Send back the entries below exactly as they appear.

# EXTRACTED ENTRIES
--------------------------------------------------
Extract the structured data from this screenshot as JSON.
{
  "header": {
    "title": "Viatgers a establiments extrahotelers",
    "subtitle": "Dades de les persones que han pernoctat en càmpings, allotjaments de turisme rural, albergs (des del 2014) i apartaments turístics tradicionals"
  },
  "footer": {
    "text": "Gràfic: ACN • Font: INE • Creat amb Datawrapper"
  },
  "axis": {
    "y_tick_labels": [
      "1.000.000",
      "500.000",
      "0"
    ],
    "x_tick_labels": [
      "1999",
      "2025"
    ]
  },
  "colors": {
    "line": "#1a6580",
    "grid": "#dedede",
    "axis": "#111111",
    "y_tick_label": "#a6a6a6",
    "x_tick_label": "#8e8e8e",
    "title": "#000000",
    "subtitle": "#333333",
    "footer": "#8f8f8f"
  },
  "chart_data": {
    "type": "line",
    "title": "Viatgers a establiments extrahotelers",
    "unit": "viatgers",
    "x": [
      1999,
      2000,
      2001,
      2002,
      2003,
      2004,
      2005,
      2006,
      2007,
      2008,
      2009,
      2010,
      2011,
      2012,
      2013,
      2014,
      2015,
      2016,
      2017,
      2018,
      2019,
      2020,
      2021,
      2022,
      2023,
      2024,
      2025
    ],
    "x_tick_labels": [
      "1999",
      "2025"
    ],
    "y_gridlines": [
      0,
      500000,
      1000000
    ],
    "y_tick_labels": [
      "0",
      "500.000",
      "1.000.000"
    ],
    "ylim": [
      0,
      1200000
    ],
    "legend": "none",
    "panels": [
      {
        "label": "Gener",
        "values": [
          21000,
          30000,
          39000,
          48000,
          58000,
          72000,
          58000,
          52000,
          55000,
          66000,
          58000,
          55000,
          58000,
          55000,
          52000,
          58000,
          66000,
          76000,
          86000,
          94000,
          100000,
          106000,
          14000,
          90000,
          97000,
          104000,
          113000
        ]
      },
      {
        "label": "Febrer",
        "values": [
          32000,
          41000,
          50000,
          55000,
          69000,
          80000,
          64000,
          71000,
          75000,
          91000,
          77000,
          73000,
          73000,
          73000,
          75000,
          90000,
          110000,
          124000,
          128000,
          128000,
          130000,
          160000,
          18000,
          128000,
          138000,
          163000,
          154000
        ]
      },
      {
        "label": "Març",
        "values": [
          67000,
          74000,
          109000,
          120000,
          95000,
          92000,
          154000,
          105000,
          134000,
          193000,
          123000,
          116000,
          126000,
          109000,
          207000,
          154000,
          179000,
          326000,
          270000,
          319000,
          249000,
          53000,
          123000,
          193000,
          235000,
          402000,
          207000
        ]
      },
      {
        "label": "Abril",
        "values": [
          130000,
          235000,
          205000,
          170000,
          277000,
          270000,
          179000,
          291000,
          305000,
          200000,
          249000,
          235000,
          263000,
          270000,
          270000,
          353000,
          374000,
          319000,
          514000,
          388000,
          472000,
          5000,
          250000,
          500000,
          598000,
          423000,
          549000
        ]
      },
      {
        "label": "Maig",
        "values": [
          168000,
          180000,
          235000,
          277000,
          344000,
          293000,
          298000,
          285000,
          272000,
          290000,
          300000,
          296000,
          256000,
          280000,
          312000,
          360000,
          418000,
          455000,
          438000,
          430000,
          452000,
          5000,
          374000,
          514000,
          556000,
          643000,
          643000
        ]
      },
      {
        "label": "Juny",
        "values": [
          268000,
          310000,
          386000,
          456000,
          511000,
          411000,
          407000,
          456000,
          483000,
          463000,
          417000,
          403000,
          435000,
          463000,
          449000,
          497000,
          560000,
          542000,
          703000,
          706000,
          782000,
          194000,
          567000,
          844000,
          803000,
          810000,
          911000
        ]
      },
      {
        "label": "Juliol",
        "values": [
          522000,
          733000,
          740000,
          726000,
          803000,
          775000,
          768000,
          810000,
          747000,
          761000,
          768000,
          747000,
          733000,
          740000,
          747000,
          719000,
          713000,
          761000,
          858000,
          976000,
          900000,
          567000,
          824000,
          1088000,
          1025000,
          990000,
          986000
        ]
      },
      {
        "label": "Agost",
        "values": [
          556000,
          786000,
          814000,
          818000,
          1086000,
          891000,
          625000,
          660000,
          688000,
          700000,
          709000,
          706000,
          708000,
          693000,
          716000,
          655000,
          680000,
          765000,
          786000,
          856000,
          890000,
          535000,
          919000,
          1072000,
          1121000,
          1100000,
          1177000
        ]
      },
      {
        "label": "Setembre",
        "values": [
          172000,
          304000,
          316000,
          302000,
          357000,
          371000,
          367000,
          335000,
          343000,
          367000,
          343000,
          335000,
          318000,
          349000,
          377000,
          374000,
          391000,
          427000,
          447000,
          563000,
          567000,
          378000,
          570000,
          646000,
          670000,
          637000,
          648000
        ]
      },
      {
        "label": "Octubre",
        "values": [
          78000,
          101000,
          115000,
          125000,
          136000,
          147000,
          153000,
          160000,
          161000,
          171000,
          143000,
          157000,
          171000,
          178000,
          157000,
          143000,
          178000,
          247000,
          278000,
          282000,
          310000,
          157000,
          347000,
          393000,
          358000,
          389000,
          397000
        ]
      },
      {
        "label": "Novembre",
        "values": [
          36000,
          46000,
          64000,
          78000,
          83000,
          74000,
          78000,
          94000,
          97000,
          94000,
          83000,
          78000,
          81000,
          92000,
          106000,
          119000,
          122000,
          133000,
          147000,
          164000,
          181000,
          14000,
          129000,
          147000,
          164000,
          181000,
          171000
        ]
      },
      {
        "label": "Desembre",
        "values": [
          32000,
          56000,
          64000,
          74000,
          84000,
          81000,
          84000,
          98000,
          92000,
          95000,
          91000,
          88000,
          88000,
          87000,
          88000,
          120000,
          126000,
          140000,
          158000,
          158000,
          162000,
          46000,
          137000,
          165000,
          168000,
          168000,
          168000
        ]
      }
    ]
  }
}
--------------------------------------------------
# EXPECTED ANSWER
Extract the structured data from this screenshot as JSON.
{
  "header": {
    "title": "Viatgers a establiments extrahotelers",
    "subtitle": "Dades de les persones que han pernoctat en càmpings, allotjaments de turisme rural, albergs (des del 2014) i apartaments turístics tradicionals"
  },
  "footer": {
    "text": "Gràfic: ACN • Font: INE • Creat amb Datawrapper"
  },
  "axis": {
    "y_tick_labels": [
      "1.000.000",
      "500.000",
      "0"
    ],
    "x_tick_labels": [
      "1999",
      "2025"
    ]
  },
  "colors": {
    "line": "#1a6580",
    "grid": "#dedede",
    "axis": "#111111",
    "y_tick_label": "#a6a6a6",
    "x_tick_label": "#8e8e8e",
    "title": "#000000",
    "subtitle": "#333333",
    "footer": "#8f8f8f"
  },
  "chart_data": {
    "type": "line",
    "title": "Viatgers a establiments extrahotelers",
    "unit": "viatgers",
    "x": [
      1999,
      2000,
      2001,
      2002,
      2003,
      2004,
      2005,
      2006,
      2007,
      2008,
      2009,
      2010,
      2011,
      2012,
      2013,
      2014,
      2015,
      2016,
      2017,
      2018,
      2019,
      2020,
      2021,
      2022,
      2023,
      2024,
      2025
    ],
    "x_tick_labels": [
      "1999",
      "2025"
    ],
    "y_gridlines": [
      0,
      500000,
      1000000
    ],
    "y_tick_labels": [
      "0",
      "500.000",
      "1.000.000"
    ],
    "ylim": [
      0,
      1200000
    ],
    "legend": "none",
    "panels": [
      {
        "label": "Gener",
        "values": [
          21000,
          30000,
          39000,
          48000,
          58000,
          72000,
          58000,
          52000,
          55000,
          66000,
          58000,
          55000,
          58000,
          55000,
          52000,
          58000,
          66000,
          76000,
          86000,
          94000,
          100000,
          106000,
          14000,
          90000,
          97000,
          104000,
          113000
        ]
      },
      {
        "label": "Febrer",
        "values": [
          32000,
          41000,
          50000,
          55000,
          69000,
          80000,
          64000,
          71000,
          75000,
          91000,
          77000,
          73000,
          73000,
          73000,
          75000,
          90000,
          110000,
          124000,
          128000,
          128000,
          130000,
          160000,
          18000,
          128000,
          138000,
          163000,
          154000
        ]
      },
      {
        "label": "Març",
        "values": [
          67000,
          74000,
          109000,
          120000,
          95000,
          92000,
          154000,
          105000,
          134000,
          193000,
          123000,
          116000,
          126000,
          109000,
          207000,
          154000,
          179000,
          326000,
          270000,
          319000,
          249000,
          53000,
          123000,
          193000,
          235000,
          402000,
          207000
        ]
      },
      {
        "label": "Abril",
        "values": [
          130000,
          235000,
          205000,
          170000,
          277000,
          270000,
          179000,
          291000,
          305000,
          200000,
          249000,
          235000,
          263000,
          270000,
          270000,
          353000,
          374000,
          319000,
          514000,
          388000,
          472000,
          5000,
          250000,
          500000,
          598000,
          423000,
          549000
        ]
      },
      {
        "label": "Maig",
        "values": [
          168000,
          180000,
          235000,
          277000,
          344000,
          293000,
          298000,
          285000,
          272000,
          290000,
          300000,
          296000,
          256000,
          280000,
          312000,
          360000,
          418000,
          455000,
          438000,
          430000,
          452000,
          5000,
          374000,
          514000,
          556000,
          643000,
          643000
        ]
      },
      {
        "label": "Juny",
        "values": [
          268000,
          310000,
          386000,
          456000,
          511000,
          411000,
          407000,
          456000,
          483000,
          463000,
          417000,
          403000,
          435000,
          463000,
          449000,
          497000,
          560000,
          542000,
          703000,
          706000,
          782000,
          194000,
          567000,
          844000,
          803000,
          810000,
          911000
        ]
      },
      {
        "label": "Juliol",
        "values": [
          522000,
          733000,
          740000,
          726000,
          803000,
          775000,
          768000,
          810000,
          747000,
          761000,
          768000,
          747000,
          733000,
          740000,
          747000,
          719000,
          713000,
          761000,
          858000,
          976000,
          900000,
          567000,
          824000,
          1088000,
          1025000,
          990000,
          986000
        ]
      },
      {
        "label": "Agost",
        "values": [
          556000,
          786000,
          814000,
          818000,
          1086000,
          891000,
          625000,
          660000,
          688000,
          700000,
          709000,
          706000,
          708000,
          693000,
          716000,
          655000,
          680000,
          765000,
          786000,
          856000,
          890000,
          535000,
          919000,
          1072000,
          1121000,
          1100000,
          1177000
        ]
      },
      {
        "label": "Setembre",
        "values": [
          172000,
          304000,
          316000,
          302000,
          357000,
          371000,
          367000,
          335000,
          343000,
          367000,
          343000,
          335000,
          318000,
          349000,
          377000,
          374000,
          391000,
          427000,
          447000,
          563000,
          567000,
          378000,
          570000,
          646000,
          670000,
          637000,
          648000
        ]
      },
      {
        "label": "Octubre",
        "values": [
          78000,
          101000,
          115000,
          125000,
          136000,
          147000,
          153000,
          160000,
          161000,
          171000,
          143000,
          157000,
          171000,
          178000,
          157000,
          143000,
          178000,
          247000,
          278000,
          282000,
          310000,
          157000,
          347000,
          393000,
          358000,
          389000,
          397000
        ]
      },
      {
        "label": "Novembre",
        "values": [
          36000,
          46000,
          64000,
          78000,
          83000,
          74000,
          78000,
          94000,
          97000,
          94000,
          83000,
          78000,
          81000,
          92000,
          106000,
          119000,
          122000,
          133000,
          147000,
          164000,
          181000,
          14000,
          129000,
          147000,
          164000,
          181000,
          171000
        ]
      },
      {
        "label": "Desembre",
        "values": [
          32000,
          56000,
          64000,
          74000,
          84000,
          81000,
          84000,
          98000,
          92000,
          95000,
          91000,
          88000,
          88000,
          87000,
          88000,
          120000,
          126000,
          140000,
          158000,
          158000,
          162000,
          46000,
          137000,
          165000,
          168000,
          168000,
          168000
        ]
      }
    ]
  }
}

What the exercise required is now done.